[start]

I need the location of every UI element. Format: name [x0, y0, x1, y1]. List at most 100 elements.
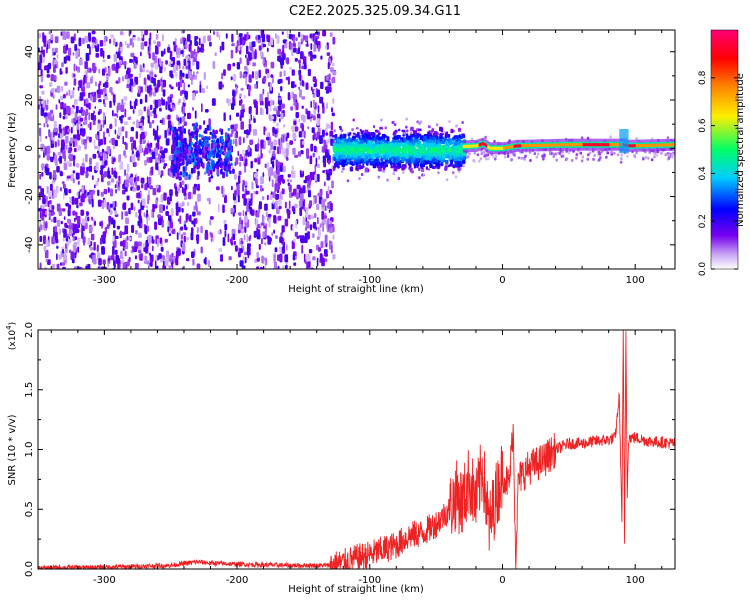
noise-speckle	[77, 241, 80, 246]
noise-speckle	[138, 85, 141, 94]
noise-speckle	[281, 103, 285, 109]
noise-speckle	[179, 79, 183, 88]
noise-speckle	[183, 97, 186, 104]
noise-speckle	[231, 43, 235, 47]
noise-speckle	[259, 184, 263, 192]
noise-speckle	[307, 253, 311, 261]
band-speckle	[358, 150, 363, 156]
noise-speckle	[113, 167, 117, 171]
noise-speckle	[301, 96, 306, 100]
noise-speckle	[306, 263, 310, 269]
halo-speckle	[483, 154, 486, 158]
cluster-speckle	[176, 160, 180, 168]
band-speckle	[381, 133, 386, 138]
noise-speckle	[130, 78, 134, 86]
noise-speckle	[228, 256, 232, 261]
cluster-speckle	[218, 154, 221, 160]
cluster-speckle	[212, 153, 216, 158]
noise-speckle	[135, 60, 138, 64]
noise-speckle	[100, 191, 104, 197]
noise-speckle	[161, 117, 165, 125]
noise-speckle	[245, 211, 247, 216]
band-speckle	[437, 150, 442, 155]
noise-speckle	[259, 266, 263, 269]
cluster-speckle	[220, 135, 224, 143]
halo-speckle	[360, 173, 364, 176]
halo-speckle	[558, 151, 561, 155]
band-speckle	[435, 163, 440, 167]
band-speckle	[408, 149, 411, 155]
noise-speckle	[244, 180, 248, 186]
noise-speckle	[81, 184, 84, 194]
cluster-speckle	[198, 133, 201, 138]
noise-speckle	[75, 172, 80, 180]
noise-speckle	[282, 134, 285, 143]
noise-speckle	[52, 139, 55, 144]
noise-speckle	[86, 136, 90, 140]
noise-speckle	[249, 198, 253, 206]
cluster-speckle	[180, 130, 183, 135]
noise-speckle	[85, 153, 88, 163]
noise-speckle	[262, 88, 265, 95]
noise-speckle	[271, 156, 275, 161]
noise-speckle	[143, 106, 146, 112]
noise-speckle	[66, 92, 68, 96]
noise-speckle	[218, 203, 220, 213]
noise-speckle	[38, 193, 41, 197]
noise-speckle	[113, 38, 116, 46]
noise-speckle	[319, 253, 323, 261]
noise-speckle	[153, 78, 156, 87]
noise-speckle	[147, 189, 150, 196]
band-speckle	[409, 156, 413, 160]
noise-speckle	[118, 181, 120, 188]
cluster-speckle	[190, 142, 193, 146]
noise-speckle	[109, 38, 111, 44]
noise-speckle	[300, 237, 302, 243]
band-speckle	[373, 164, 377, 169]
cluster-speckle	[230, 133, 233, 138]
cluster-speckle	[195, 122, 198, 127]
noise-speckle	[87, 123, 90, 128]
noise-speckle	[269, 237, 272, 242]
noise-speckle	[332, 36, 336, 45]
noise-speckle	[321, 210, 324, 220]
noise-speckle	[187, 84, 190, 88]
noise-speckle	[332, 254, 336, 260]
noise-speckle	[301, 140, 305, 145]
noise-speckle	[230, 207, 235, 213]
noise-speckle	[168, 84, 172, 88]
noise-speckle	[155, 184, 159, 189]
halo-speckle	[592, 157, 595, 161]
halo-speckle	[655, 153, 659, 157]
noise-speckle	[318, 228, 321, 238]
noise-speckle	[291, 206, 295, 212]
noise-speckle	[312, 256, 316, 261]
noise-speckle	[59, 133, 63, 139]
noise-speckle	[284, 265, 288, 269]
noise-speckle	[167, 47, 171, 53]
noise-speckle	[216, 31, 219, 38]
noise-speckle	[55, 88, 57, 93]
noise-speckle	[179, 215, 182, 225]
noise-speckle	[82, 85, 85, 94]
noise-speckle	[309, 200, 313, 207]
noise-speckle	[94, 220, 96, 226]
noise-speckle	[86, 44, 91, 49]
noise-speckle	[132, 42, 135, 48]
noise-speckle	[61, 262, 66, 266]
halo-speckle	[384, 126, 387, 130]
noise-speckle	[239, 154, 243, 162]
noise-speckle	[276, 161, 280, 168]
noise-speckle	[106, 128, 109, 134]
band-speckle	[427, 155, 430, 160]
noise-speckle	[234, 190, 237, 197]
noise-speckle	[97, 199, 102, 207]
noise-speckle	[310, 143, 314, 152]
band-speckle	[379, 126, 384, 130]
band-speckle	[432, 143, 436, 148]
halo-speckle	[333, 129, 336, 133]
spectrogram-image	[38, 30, 675, 269]
noise-speckle	[134, 161, 137, 167]
noise-speckle	[328, 83, 332, 87]
noise-speckle	[146, 109, 150, 118]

[end]

[TASK OBJECTIVE]: Print all of the lines above verbatim, but leave out any pictures.

[SOLUTION TO THIS PROBLEM]:
I need the location of every UI element. Format: name [x0, y0, x1, y1]. List at most 100 elements.
noise-speckle	[77, 241, 80, 246]
noise-speckle	[138, 85, 141, 94]
noise-speckle	[281, 103, 285, 109]
noise-speckle	[179, 79, 183, 88]
noise-speckle	[183, 97, 186, 104]
noise-speckle	[231, 43, 235, 47]
noise-speckle	[259, 184, 263, 192]
noise-speckle	[307, 253, 311, 261]
band-speckle	[358, 150, 363, 156]
noise-speckle	[113, 167, 117, 171]
noise-speckle	[301, 96, 306, 100]
noise-speckle	[306, 263, 310, 269]
halo-speckle	[483, 154, 486, 158]
cluster-speckle	[176, 160, 180, 168]
band-speckle	[381, 133, 386, 138]
noise-speckle	[130, 78, 134, 86]
noise-speckle	[228, 256, 232, 261]
cluster-speckle	[218, 154, 221, 160]
cluster-speckle	[212, 153, 216, 158]
noise-speckle	[135, 60, 138, 64]
noise-speckle	[100, 191, 104, 197]
noise-speckle	[161, 117, 165, 125]
noise-speckle	[245, 211, 247, 216]
band-speckle	[437, 150, 442, 155]
noise-speckle	[259, 266, 263, 269]
cluster-speckle	[220, 135, 224, 143]
halo-speckle	[360, 173, 364, 176]
halo-speckle	[558, 151, 561, 155]
band-speckle	[435, 163, 440, 167]
band-speckle	[408, 149, 411, 155]
noise-speckle	[244, 180, 248, 186]
noise-speckle	[81, 184, 84, 194]
cluster-speckle	[198, 133, 201, 138]
noise-speckle	[75, 172, 80, 180]
noise-speckle	[282, 134, 285, 143]
noise-speckle	[52, 139, 55, 144]
noise-speckle	[86, 136, 90, 140]
noise-speckle	[249, 198, 253, 206]
cluster-speckle	[180, 130, 183, 135]
noise-speckle	[85, 153, 88, 163]
noise-speckle	[262, 88, 265, 95]
noise-speckle	[271, 156, 275, 161]
noise-speckle	[143, 106, 146, 112]
noise-speckle	[66, 92, 68, 96]
noise-speckle	[218, 203, 220, 213]
noise-speckle	[38, 193, 41, 197]
noise-speckle	[113, 38, 116, 46]
noise-speckle	[319, 253, 323, 261]
noise-speckle	[153, 78, 156, 87]
noise-speckle	[147, 189, 150, 196]
band-speckle	[409, 156, 413, 160]
noise-speckle	[118, 181, 120, 188]
cluster-speckle	[190, 142, 193, 146]
noise-speckle	[109, 38, 111, 44]
noise-speckle	[300, 237, 302, 243]
band-speckle	[373, 164, 377, 169]
cluster-speckle	[230, 133, 233, 138]
cluster-speckle	[195, 122, 198, 127]
noise-speckle	[87, 123, 90, 128]
noise-speckle	[269, 237, 272, 242]
noise-speckle	[332, 36, 336, 45]
noise-speckle	[321, 210, 324, 220]
noise-speckle	[187, 84, 190, 88]
noise-speckle	[332, 254, 336, 260]
noise-speckle	[301, 140, 305, 145]
noise-speckle	[230, 207, 235, 213]
noise-speckle	[168, 84, 172, 88]
noise-speckle	[155, 184, 159, 189]
halo-speckle	[592, 157, 595, 161]
halo-speckle	[655, 153, 659, 157]
noise-speckle	[318, 228, 321, 238]
noise-speckle	[291, 206, 295, 212]
noise-speckle	[312, 256, 316, 261]
noise-speckle	[59, 133, 63, 139]
noise-speckle	[284, 265, 288, 269]
noise-speckle	[167, 47, 171, 53]
noise-speckle	[216, 31, 219, 38]
noise-speckle	[55, 88, 57, 93]
noise-speckle	[179, 215, 182, 225]
noise-speckle	[82, 85, 85, 94]
noise-speckle	[309, 200, 313, 207]
noise-speckle	[94, 220, 96, 226]
noise-speckle	[86, 44, 91, 49]
noise-speckle	[132, 42, 135, 48]
noise-speckle	[61, 262, 66, 266]
halo-speckle	[384, 126, 387, 130]
noise-speckle	[239, 154, 243, 162]
noise-speckle	[276, 161, 280, 168]
noise-speckle	[106, 128, 109, 134]
band-speckle	[427, 155, 430, 160]
noise-speckle	[234, 190, 237, 197]
noise-speckle	[97, 199, 102, 207]
noise-speckle	[310, 143, 314, 152]
band-speckle	[379, 126, 384, 130]
band-speckle	[432, 143, 436, 148]
halo-speckle	[333, 129, 336, 133]
spectrogram-image	[38, 30, 675, 269]
noise-speckle	[134, 161, 137, 167]
noise-speckle	[328, 83, 332, 87]
noise-speckle	[146, 109, 150, 118]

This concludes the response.